ESTRATTO DEL DOCUMENTO
::::

È tutto iniziato sottovoce. Oralmente. Un sospetto inquietante serpeggiava nel rione, un timore che ha acquisito verità e forma passo dopo passo, animato di vita propria. Fu così che la cattiva novella, da sassolino che era, divenne ufficiosa valanga. “Il Tit ha chiuso”. “Lo hanno preso i cinesi”. “I cinesi hanno preso il Tit”. Non so perché, ma mi ha rammentato l’episodio di “è morto Dioniso il grande” (lo cerchino se vogliono).

E’ stata una coltellata, ben inferta, vigorosamente. Il Drago è arrivato e si è preso la nostra cittadella. La plutocrazia orientale, Mammona, non ha avuto rispetto né compassione. Ha pagato il suo obolo, si è innestata senza colpo ferire, insomma ha vinto senza neanche combattere.
Pensavi che il Tit non avrebbe mai chiuso. Era una di quelle certezze che operano in background nel tuo organismo, rasserenandoti. Te lo immaginavi prima di addormentarti, avvolto dalla nebbia, sapevi che saresti potuto entrare e trovarci l’essere umano. L’oste, sua moglie, i figli, quello squallido straccio a strofinare senza scopo il bancone, l’arredamento anni ’80, i tavoli scalfiti.
Pensavamo che quel posto ci avrebbe seppellito tutti, che si sarebbe tramandato di giovine in giovine come il segreto in una setta, ben oltre i suoi proprietari contingenti. Invece, ci ritroviamo commossi a scriverne l’epitaffio. Non abbiamo neanche avuto il tempo di dargli un ultimo saluto. Dobbiamo seppellirlo noi. Lo hanno preso i Cinesi, questo è il fatto. Una certezza limpida, se lo sono preso.

::::

ESERCIZIO BREVE A
Ripeti alla lettera il passo dell'estratto sulla chiusura del Tit, partendo da "È tutto iniziato" e scendendo fino a "cerchino se vogliono).", entrambi inclusi.

I DATI
::::

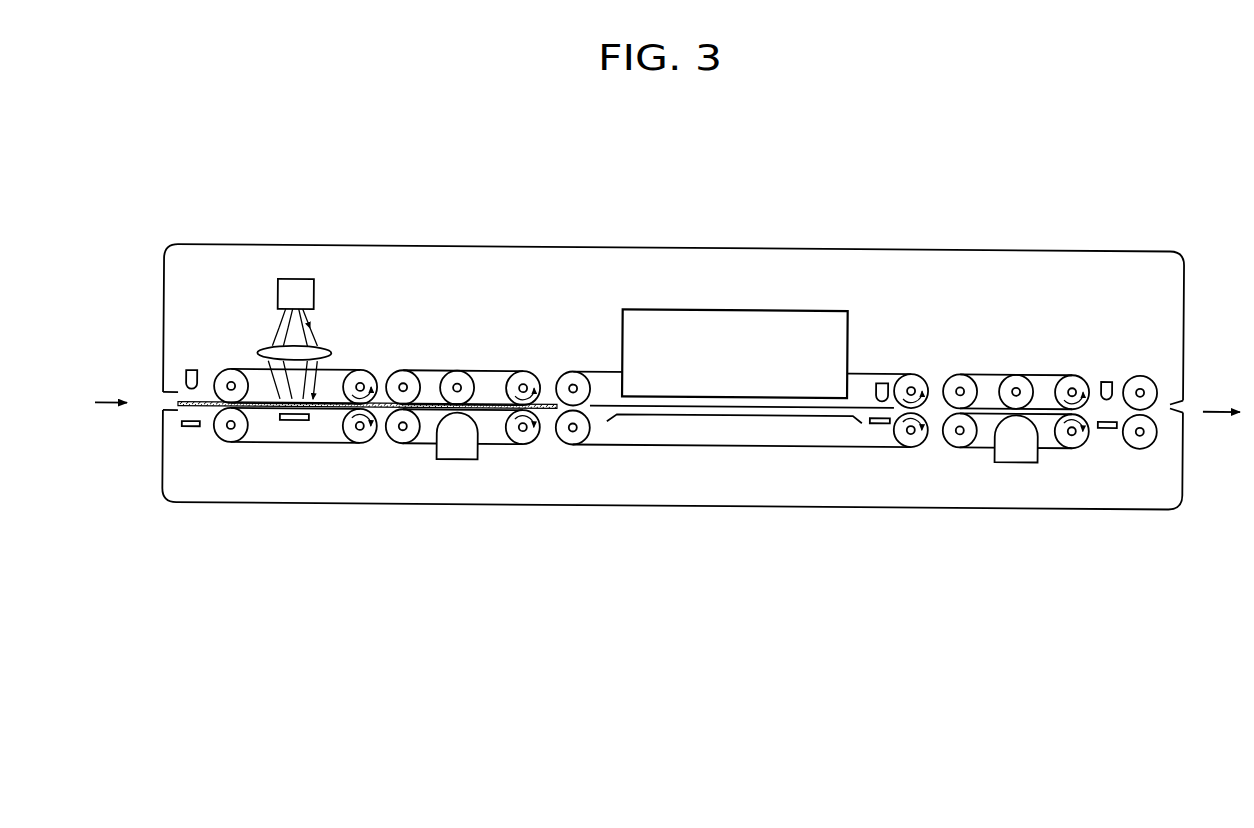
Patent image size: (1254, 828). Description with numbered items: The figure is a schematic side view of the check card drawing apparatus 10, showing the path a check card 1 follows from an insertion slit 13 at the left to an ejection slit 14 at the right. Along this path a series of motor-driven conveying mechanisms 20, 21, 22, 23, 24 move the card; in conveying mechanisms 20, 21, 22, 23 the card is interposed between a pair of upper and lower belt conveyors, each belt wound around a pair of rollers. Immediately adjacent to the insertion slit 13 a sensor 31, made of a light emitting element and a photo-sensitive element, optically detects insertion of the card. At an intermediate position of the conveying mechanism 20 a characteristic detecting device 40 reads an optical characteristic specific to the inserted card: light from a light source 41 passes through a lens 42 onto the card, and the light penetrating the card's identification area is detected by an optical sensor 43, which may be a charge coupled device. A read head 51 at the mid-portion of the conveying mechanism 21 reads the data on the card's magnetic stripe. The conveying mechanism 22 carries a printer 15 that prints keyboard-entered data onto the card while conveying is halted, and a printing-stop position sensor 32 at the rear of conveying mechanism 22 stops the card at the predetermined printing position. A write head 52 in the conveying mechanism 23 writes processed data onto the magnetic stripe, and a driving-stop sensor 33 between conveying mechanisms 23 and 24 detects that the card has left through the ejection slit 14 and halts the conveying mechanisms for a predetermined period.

The check card 1 is at (546, 405).
The check card drawing apparatus 10 is at (892, 246).
The insertion slit 13 is at (165, 398).
The ejection slit 14 is at (1184, 412).
The printer 15 is at (715, 310).
The conveying mechanism 20 is at (252, 442).
The conveying mechanism 21 is at (500, 444).
The conveying mechanism 22 is at (630, 445).
The conveying mechanism 23 is at (1052, 446).
The conveying mechanism 24 is at (1130, 442).
The sensor 31 is at (193, 370).
The printing-stop position sensor 32 is at (882, 382).
The driving-stop sensor 33 is at (1111, 383).
The characteristic detecting device 40 is at (332, 300).
The light source 41 is at (295, 278).
The lens 42 is at (331, 350).
The optical sensor 43 is at (292, 420).
The read head 51 is at (460, 458).
The write head 52 is at (1010, 460).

::::

ESERCIZIO BREVE B
Estrai ogni riga che contiene la stringa "stop" e riportala senza modifiche.

RISPOSTA SCRITTA A
È tutto iniziato sottovoce. Oralmente. Un sospetto inquietante serpeggiava nel rione, un timore che ha acquisito verità e forma passo dopo passo, animato di vita propria. Fu così che la cattiva novella, da sassolino che era, divenne ufficiosa valanga. “Il Tit ha chiuso”. “Lo hanno preso i cinesi”. “I cinesi hanno preso il Tit”. Non so perché, ma mi ha rammentato l’episodio di “è morto Dioniso il grande” (lo cerchino se vogliono).

RISPOSTA SCRITTA B
Patent image size: (1254, 828). Description with numbered items: The figure is a schematic side view of the check card drawing apparatus 10, showing the path a check card 1 follows from an insertion slit 13 at the left to an ejection slit 14 at the right. Along this path a series of motor-driven conveying mechanisms 20, 21, 22, 23, 24 move the card; in conveying mechanisms 20, 21, 22, 23 the card is interposed between a pair of upper and lower belt conveyors, each belt wound around a pair of rollers. Immediately adjacent to the insertion slit 13 a sensor 31, made of a light emitting element and a photo-sensitive element, optically detects insertion of the card. At an intermediate position of the conveying mechanism 20 a characteristic detecting device 40 reads an optical characteristic specific to the inserted card: light from a light source 41 passes through a lens 42 onto the card, and the light penetrating the card's identification area is detected by an optical sensor 43, which may be a charge coupled device. A read head 51 at the mid-portion of the conveying mechanism 21 reads the data on the card's magnetic stripe. The conveying mechanism 22 carries a printer 15 that prints keyboard-entered data onto the card while conveying is halted, and a printing-stop position sensor 32 at the rear of conveying mechanism 22 stops the card at the predetermined printing position. A write head 52 in the conveying mechanism 23 writes processed data onto the magnetic stripe, and a driving-stop sensor 33 between conveying mechanisms 23 and 24 detects that the card has left through the ejection slit 14 and halts the conveying mechanisms for a predetermined period.
The printing-stop position sensor 32 is at (882, 382).
The driving-stop sensor 33 is at (1111, 383).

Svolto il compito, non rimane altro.